▸ DIRECTIVE
Give the material again in full, matching it exactly.

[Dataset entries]
:::

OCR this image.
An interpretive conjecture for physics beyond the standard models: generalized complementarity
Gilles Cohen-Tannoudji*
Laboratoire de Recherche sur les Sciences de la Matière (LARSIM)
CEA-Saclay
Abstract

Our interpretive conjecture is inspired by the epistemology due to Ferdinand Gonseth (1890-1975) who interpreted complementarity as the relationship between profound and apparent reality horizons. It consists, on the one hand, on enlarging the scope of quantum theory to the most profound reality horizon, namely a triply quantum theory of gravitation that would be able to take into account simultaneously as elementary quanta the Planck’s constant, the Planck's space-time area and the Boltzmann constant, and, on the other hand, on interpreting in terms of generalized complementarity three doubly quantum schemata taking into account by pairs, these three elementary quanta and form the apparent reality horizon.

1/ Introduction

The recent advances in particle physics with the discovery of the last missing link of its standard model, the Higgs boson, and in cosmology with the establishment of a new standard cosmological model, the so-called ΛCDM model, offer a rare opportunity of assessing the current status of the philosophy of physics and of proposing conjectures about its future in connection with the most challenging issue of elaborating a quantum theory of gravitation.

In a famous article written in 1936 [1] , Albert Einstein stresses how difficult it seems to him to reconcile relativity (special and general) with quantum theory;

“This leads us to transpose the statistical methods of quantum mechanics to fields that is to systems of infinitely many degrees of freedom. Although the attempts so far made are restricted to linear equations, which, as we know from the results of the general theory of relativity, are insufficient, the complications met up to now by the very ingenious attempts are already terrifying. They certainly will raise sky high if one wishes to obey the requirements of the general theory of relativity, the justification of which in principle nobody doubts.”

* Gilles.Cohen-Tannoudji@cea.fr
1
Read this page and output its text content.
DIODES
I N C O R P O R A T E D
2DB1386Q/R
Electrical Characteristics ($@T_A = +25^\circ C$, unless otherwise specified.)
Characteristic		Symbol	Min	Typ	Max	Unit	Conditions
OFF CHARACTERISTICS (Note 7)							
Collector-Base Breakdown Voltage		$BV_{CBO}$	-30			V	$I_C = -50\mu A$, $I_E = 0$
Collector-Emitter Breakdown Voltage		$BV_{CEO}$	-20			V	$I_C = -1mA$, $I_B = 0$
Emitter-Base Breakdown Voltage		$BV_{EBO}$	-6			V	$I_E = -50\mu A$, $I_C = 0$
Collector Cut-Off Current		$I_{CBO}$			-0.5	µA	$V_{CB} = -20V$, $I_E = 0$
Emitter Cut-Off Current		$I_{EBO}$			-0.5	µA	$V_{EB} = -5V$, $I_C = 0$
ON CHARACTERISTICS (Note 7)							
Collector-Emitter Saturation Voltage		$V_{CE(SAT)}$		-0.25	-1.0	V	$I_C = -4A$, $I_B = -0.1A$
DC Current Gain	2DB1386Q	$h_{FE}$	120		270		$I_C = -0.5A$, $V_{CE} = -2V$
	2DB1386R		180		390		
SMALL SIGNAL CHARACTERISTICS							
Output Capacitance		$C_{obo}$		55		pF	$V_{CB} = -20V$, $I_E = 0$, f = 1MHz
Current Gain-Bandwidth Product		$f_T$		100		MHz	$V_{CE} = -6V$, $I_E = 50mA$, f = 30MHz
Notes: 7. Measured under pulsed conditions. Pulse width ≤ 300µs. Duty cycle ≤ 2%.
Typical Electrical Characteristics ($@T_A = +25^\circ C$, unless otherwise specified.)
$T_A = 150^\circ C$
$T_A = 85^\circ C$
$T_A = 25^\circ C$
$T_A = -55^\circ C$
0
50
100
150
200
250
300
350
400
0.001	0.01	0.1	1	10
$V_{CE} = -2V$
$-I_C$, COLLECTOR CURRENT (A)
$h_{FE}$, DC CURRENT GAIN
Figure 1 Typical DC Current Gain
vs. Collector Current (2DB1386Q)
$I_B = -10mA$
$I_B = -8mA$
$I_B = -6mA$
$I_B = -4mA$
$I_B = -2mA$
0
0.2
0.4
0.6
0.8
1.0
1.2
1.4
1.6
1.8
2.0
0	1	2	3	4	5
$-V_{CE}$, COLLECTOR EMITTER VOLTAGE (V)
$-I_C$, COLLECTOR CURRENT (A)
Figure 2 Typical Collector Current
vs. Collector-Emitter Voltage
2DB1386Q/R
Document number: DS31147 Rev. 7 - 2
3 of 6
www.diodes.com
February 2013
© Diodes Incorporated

:::

▸ SOLUTION TO THIS PROBLEM
OCR this image.
An interpretive conjecture for physics beyond the standard models: generalized complementarity
Gilles Cohen-Tannoudji*
Laboratoire de Recherche sur les Sciences de la Matière (LARSIM)
CEA-Saclay
Abstract

Our interpretive conjecture is inspired by the epistemology due to Ferdinand Gonseth (1890-1975) who interpreted complementarity as the relationship between profound and apparent reality horizons. It consists, on the one hand, on enlarging the scope of quantum theory to the most profound reality horizon, namely a triply quantum theory of gravitation that would be able to take into account simultaneously as elementary quanta the Planck’s constant, the Planck's space-time area and the Boltzmann constant, and, on the other hand, on interpreting in terms of generalized complementarity three doubly quantum schemata taking into account by pairs, these three elementary quanta and form the apparent reality horizon.

1/ Introduction

The recent advances in particle physics with the discovery of the last missing link of its standard model, the Higgs boson, and in cosmology with the establishment of a new standard cosmological model, the so-called ΛCDM model, offer a rare opportunity of assessing the current status of the philosophy of physics and of proposing conjectures about its future in connection with the most challenging issue of elaborating a quantum theory of gravitation.

In a famous article written in 1936 [1] , Albert Einstein stresses how difficult it seems to him to reconcile relativity (special and general) with quantum theory;

“This leads us to transpose the statistical methods of quantum mechanics to fields that is to systems of infinitely many degrees of freedom. Although the attempts so far made are restricted to linear equations, which, as we know from the results of the general theory of relativity, are insufficient, the complications met up to now by the very ingenious attempts are already terrifying. They certainly will raise sky high if one wishes to obey the requirements of the general theory of relativity, the justification of which in principle nobody doubts.”

* Gilles.Cohen-Tannoudji@cea.fr
1
Read this page and output its text content.
DIODES
I N C O R P O R A T E D
2DB1386Q/R
Electrical Characteristics ($@T_A = +25^\circ C$, unless otherwise specified.)
Characteristic		Symbol	Min	Typ	Max	Unit	Conditions
OFF CHARACTERISTICS (Note 7)							
Collector-Base Breakdown Voltage		$BV_{CBO}$	-30			V	$I_C = -50\mu A$, $I_E = 0$
Collector-Emitter Breakdown Voltage		$BV_{CEO}$	-20			V	$I_C = -1mA$, $I_B = 0$
Emitter-Base Breakdown Voltage		$BV_{EBO}$	-6			V	$I_E = -50\mu A$, $I_C = 0$
Collector Cut-Off Current		$I_{CBO}$			-0.5	µA	$V_{CB} = -20V$, $I_E = 0$
Emitter Cut-Off Current		$I_{EBO}$			-0.5	µA	$V_{EB} = -5V$, $I_C = 0$
ON CHARACTERISTICS (Note 7)							
Collector-Emitter Saturation Voltage		$V_{CE(SAT)}$		-0.25	-1.0	V	$I_C = -4A$, $I_B = -0.1A$
DC Current Gain	2DB1386Q	$h_{FE}$	120		270		$I_C = -0.5A$, $V_{CE} = -2V$
	2DB1386R		180		390		
SMALL SIGNAL CHARACTERISTICS							
Output Capacitance		$C_{obo}$		55		pF	$V_{CB} = -20V$, $I_E = 0$, f = 1MHz
Current Gain-Bandwidth Product		$f_T$		100		MHz	$V_{CE} = -6V$, $I_E = 50mA$, f = 30MHz
Notes: 7. Measured under pulsed conditions. Pulse width ≤ 300µs. Duty cycle ≤ 2%.
Typical Electrical Characteristics ($@T_A = +25^\circ C$, unless otherwise specified.)
$T_A = 150^\circ C$
$T_A = 85^\circ C$
$T_A = 25^\circ C$
$T_A = -55^\circ C$
0
50
100
150
200
250
300
350
400
0.001	0.01	0.1	1	10
$V_{CE} = -2V$
$-I_C$, COLLECTOR CURRENT (A)
$h_{FE}$, DC CURRENT GAIN
Figure 1 Typical DC Current Gain
vs. Collector Current (2DB1386Q)
$I_B = -10mA$
$I_B = -8mA$
$I_B = -6mA$
$I_B = -4mA$
$I_B = -2mA$
0
0.2
0.4
0.6
0.8
1.0
1.2
1.4
1.6
1.8
2.0
0	1	2	3	4	5
$-V_{CE}$, COLLECTOR EMITTER VOLTAGE (V)
$-I_C$, COLLECTOR CURRENT (A)
Figure 2 Typical Collector Current
vs. Collector-Emitter Voltage
2DB1386Q/R
Document number: DS31147 Rev. 7 - 2
3 of 6
www.diodes.com
February 2013
© Diodes Incorporated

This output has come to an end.